Data entries

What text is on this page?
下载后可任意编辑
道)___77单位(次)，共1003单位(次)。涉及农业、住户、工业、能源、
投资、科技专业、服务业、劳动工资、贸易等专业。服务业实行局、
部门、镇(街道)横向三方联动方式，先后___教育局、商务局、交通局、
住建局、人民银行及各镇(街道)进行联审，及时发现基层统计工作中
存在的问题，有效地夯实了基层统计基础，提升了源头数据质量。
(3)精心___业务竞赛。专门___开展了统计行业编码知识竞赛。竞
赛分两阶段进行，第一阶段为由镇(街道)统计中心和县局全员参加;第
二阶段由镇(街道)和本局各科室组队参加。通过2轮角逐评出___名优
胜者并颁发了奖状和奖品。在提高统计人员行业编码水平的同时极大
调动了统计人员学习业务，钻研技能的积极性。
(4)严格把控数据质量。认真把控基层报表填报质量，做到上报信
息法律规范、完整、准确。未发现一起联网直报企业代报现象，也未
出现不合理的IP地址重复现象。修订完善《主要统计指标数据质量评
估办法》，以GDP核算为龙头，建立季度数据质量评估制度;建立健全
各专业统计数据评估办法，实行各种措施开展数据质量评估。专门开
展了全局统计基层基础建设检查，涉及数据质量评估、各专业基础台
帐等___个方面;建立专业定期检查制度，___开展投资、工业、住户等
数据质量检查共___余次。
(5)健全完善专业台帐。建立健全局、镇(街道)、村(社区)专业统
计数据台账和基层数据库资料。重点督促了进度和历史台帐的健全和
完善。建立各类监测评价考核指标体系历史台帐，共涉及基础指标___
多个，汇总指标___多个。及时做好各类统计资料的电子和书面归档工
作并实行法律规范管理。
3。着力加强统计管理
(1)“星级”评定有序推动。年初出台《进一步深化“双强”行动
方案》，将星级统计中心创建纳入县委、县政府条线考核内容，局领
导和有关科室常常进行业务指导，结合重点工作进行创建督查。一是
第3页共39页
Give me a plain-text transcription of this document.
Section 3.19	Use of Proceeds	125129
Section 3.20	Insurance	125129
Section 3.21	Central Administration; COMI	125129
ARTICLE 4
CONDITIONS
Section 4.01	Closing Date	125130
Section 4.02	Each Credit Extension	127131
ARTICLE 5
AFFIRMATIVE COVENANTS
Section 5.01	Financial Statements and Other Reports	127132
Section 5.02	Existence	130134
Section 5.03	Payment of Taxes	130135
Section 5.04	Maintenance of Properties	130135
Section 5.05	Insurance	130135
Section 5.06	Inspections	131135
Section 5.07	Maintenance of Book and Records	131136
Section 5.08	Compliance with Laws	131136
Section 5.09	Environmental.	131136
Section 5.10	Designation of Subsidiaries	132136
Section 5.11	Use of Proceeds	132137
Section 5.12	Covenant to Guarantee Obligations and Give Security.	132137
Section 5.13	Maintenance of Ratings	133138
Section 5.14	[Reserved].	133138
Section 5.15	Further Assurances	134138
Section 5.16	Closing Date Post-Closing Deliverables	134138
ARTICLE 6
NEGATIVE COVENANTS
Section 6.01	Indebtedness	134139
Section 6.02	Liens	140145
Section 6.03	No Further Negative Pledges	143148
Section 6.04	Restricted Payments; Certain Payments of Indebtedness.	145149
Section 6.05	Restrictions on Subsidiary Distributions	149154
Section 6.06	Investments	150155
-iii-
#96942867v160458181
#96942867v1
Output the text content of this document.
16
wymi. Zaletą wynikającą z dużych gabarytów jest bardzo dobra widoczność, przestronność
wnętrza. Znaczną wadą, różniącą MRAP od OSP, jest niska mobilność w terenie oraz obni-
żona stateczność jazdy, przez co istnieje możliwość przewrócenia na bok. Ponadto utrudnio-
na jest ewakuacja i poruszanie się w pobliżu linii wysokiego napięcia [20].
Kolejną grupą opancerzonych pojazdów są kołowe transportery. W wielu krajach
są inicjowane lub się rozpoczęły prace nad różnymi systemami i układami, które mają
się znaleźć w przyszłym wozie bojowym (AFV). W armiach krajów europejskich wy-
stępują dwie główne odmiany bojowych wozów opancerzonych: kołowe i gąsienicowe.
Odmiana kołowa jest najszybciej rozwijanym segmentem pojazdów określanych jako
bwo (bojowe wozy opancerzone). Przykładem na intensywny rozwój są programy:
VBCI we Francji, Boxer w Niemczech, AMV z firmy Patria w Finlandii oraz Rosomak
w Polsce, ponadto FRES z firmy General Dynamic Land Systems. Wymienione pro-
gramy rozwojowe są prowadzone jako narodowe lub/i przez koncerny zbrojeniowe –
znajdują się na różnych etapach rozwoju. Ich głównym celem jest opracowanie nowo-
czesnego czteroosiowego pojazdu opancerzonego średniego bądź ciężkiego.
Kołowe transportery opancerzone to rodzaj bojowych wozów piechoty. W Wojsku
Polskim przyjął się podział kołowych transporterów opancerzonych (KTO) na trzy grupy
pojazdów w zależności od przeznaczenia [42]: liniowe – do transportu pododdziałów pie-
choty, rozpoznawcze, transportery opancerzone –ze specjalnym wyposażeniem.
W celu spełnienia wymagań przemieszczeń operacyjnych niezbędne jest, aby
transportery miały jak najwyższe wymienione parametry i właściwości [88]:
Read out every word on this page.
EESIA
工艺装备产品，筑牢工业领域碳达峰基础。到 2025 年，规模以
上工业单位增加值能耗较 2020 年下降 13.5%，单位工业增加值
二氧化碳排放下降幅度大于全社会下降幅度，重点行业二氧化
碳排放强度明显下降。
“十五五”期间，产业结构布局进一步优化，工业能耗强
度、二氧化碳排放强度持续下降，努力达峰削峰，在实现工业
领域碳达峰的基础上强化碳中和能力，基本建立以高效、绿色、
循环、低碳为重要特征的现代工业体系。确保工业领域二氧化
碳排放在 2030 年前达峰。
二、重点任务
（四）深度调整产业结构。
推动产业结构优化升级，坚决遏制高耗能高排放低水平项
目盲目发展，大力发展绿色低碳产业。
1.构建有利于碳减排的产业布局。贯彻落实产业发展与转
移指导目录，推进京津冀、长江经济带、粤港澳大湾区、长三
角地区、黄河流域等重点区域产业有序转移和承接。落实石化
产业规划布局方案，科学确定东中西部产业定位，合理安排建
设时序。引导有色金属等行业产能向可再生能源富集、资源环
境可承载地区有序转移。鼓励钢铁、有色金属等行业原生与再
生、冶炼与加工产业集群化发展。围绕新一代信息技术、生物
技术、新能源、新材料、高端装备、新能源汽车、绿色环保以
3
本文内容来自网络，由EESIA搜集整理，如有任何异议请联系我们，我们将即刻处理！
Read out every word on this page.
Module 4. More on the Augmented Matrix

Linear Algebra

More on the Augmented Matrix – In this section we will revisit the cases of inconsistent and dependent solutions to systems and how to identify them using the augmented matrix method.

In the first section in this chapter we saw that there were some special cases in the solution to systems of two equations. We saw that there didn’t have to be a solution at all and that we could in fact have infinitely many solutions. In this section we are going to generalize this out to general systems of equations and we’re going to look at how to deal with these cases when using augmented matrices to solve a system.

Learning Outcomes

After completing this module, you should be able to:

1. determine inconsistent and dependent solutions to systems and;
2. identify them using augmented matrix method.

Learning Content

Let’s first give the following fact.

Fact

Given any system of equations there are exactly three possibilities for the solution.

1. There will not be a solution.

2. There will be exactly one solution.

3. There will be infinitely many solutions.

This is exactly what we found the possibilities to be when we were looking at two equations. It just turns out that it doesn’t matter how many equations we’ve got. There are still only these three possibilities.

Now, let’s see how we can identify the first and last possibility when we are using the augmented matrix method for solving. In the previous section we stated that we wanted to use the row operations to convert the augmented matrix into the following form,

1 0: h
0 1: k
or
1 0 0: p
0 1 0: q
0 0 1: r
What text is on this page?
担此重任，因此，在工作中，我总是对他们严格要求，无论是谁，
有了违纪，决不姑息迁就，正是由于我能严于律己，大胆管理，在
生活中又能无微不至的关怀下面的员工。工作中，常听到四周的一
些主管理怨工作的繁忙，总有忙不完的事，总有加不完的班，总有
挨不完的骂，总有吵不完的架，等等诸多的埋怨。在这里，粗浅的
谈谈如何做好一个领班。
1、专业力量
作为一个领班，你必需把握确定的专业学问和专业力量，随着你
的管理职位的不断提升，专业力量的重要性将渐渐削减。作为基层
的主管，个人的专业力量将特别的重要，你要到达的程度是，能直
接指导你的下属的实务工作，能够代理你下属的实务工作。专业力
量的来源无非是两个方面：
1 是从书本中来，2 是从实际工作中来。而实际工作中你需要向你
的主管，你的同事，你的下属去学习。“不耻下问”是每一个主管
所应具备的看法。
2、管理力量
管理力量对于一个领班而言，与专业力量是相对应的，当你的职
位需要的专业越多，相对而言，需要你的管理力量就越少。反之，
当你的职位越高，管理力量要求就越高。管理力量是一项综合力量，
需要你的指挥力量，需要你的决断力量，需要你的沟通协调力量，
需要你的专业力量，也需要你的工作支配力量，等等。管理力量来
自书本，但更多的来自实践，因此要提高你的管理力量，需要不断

REQUEST
In the listing, find all lines with the string "wozów" and copy them.

TASK RESPONSE
stępują dwie główne odmiany bojowych wozów opancerzonych: kołowe i gąsienicowe.
Kołowe transportery opancerzone to rodzaj bojowych wozów piechoty. W Wojsku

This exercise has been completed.